■ Supplied material ■
***

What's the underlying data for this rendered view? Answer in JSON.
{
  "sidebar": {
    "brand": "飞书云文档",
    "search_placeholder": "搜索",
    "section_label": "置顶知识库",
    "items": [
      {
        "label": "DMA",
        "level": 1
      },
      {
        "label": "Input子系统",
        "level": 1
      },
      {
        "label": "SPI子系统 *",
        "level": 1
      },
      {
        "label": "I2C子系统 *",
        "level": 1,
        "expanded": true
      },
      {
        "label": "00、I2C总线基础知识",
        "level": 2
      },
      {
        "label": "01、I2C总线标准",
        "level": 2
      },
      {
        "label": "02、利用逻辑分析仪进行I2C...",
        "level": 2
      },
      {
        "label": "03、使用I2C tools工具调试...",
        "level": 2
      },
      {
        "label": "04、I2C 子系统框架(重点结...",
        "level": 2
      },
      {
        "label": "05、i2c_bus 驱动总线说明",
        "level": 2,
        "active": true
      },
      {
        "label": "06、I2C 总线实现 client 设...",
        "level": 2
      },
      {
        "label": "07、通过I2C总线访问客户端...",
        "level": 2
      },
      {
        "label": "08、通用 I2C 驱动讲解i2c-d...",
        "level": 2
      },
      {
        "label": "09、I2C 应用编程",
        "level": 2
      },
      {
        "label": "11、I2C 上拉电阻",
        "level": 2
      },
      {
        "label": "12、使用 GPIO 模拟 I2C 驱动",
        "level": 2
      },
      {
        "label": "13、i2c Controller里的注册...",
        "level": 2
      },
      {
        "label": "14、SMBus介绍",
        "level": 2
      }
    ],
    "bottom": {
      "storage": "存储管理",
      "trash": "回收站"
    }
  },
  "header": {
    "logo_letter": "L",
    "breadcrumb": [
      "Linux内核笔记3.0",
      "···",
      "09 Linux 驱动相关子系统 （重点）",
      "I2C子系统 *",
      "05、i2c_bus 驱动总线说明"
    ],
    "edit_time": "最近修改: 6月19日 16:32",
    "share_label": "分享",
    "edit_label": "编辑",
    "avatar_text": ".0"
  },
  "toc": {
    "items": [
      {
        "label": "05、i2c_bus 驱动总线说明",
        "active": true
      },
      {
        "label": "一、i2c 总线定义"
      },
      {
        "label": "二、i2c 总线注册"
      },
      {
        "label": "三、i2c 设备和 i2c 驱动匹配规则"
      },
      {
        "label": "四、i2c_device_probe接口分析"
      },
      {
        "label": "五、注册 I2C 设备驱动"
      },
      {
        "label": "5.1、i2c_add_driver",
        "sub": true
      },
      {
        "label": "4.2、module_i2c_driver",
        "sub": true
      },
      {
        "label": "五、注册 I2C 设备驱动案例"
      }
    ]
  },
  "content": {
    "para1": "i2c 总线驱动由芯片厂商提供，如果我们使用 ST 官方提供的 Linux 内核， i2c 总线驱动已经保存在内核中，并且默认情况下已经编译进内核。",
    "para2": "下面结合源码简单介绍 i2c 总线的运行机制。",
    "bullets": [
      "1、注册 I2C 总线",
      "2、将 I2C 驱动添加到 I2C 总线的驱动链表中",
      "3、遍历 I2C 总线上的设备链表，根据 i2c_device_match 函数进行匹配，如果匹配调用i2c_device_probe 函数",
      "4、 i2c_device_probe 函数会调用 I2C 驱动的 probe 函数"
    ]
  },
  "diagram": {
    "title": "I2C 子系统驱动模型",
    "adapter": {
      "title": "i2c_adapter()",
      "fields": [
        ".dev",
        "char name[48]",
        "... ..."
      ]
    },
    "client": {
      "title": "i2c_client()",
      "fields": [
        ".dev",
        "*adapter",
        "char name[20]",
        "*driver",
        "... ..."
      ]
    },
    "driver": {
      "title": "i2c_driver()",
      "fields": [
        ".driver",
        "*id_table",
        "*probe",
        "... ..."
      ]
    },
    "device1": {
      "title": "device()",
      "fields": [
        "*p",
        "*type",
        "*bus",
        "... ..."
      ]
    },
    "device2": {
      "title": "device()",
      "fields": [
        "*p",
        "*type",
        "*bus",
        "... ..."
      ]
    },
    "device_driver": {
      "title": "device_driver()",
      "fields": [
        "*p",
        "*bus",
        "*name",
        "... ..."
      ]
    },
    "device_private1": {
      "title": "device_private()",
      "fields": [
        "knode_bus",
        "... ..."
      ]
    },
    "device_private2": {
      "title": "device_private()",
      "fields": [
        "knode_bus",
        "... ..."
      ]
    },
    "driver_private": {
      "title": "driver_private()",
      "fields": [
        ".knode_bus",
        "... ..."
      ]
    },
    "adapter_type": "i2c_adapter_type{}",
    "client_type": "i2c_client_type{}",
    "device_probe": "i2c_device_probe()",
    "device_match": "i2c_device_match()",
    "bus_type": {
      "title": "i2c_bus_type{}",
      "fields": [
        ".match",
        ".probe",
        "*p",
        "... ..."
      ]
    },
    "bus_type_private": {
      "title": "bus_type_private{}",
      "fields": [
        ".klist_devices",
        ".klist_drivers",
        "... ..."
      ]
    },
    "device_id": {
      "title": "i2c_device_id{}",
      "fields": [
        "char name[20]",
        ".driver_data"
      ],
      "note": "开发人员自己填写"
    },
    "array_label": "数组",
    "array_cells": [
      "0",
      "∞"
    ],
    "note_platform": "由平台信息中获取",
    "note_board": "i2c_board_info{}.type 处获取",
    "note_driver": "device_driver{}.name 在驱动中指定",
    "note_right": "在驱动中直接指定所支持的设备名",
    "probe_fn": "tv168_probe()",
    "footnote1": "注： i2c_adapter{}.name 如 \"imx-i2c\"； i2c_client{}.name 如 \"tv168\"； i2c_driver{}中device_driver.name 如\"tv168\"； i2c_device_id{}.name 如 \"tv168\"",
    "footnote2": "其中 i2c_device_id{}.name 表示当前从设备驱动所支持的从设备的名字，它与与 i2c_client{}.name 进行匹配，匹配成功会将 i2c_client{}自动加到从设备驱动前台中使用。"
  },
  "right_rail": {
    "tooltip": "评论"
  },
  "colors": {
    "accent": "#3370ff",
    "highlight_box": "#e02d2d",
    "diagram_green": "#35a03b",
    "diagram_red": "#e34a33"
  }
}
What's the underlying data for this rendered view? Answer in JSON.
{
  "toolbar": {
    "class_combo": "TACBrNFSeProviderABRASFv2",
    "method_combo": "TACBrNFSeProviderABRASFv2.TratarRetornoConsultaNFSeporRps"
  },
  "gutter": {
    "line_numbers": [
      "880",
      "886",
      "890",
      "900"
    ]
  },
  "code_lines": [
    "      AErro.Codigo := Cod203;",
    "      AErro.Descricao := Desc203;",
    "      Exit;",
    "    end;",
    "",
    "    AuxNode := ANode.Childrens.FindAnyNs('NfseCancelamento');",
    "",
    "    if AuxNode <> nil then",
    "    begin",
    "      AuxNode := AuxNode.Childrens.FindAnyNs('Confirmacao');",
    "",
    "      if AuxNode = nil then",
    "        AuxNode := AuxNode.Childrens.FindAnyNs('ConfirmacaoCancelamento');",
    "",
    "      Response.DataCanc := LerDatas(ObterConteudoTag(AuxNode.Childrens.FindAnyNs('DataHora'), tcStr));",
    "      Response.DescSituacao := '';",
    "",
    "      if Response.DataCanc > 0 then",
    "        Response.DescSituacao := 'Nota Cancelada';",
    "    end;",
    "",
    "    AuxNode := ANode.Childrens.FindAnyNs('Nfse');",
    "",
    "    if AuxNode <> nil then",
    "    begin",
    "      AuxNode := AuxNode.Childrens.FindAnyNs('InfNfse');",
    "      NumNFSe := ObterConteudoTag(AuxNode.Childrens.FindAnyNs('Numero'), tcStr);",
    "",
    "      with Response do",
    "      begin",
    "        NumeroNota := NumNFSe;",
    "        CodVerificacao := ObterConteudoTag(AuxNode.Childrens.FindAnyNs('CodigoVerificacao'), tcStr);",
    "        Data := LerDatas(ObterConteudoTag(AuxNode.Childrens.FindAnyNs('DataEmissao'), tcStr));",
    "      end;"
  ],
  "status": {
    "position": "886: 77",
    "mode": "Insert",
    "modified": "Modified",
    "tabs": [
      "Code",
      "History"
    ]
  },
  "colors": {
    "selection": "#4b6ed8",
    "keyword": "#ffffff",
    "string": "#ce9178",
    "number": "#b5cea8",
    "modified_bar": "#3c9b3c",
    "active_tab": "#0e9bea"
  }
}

***

■ What is needed ■
Your reply is one number: how many lines of the records above contain the word "LerDatas".

■ Response to the exercise ■
2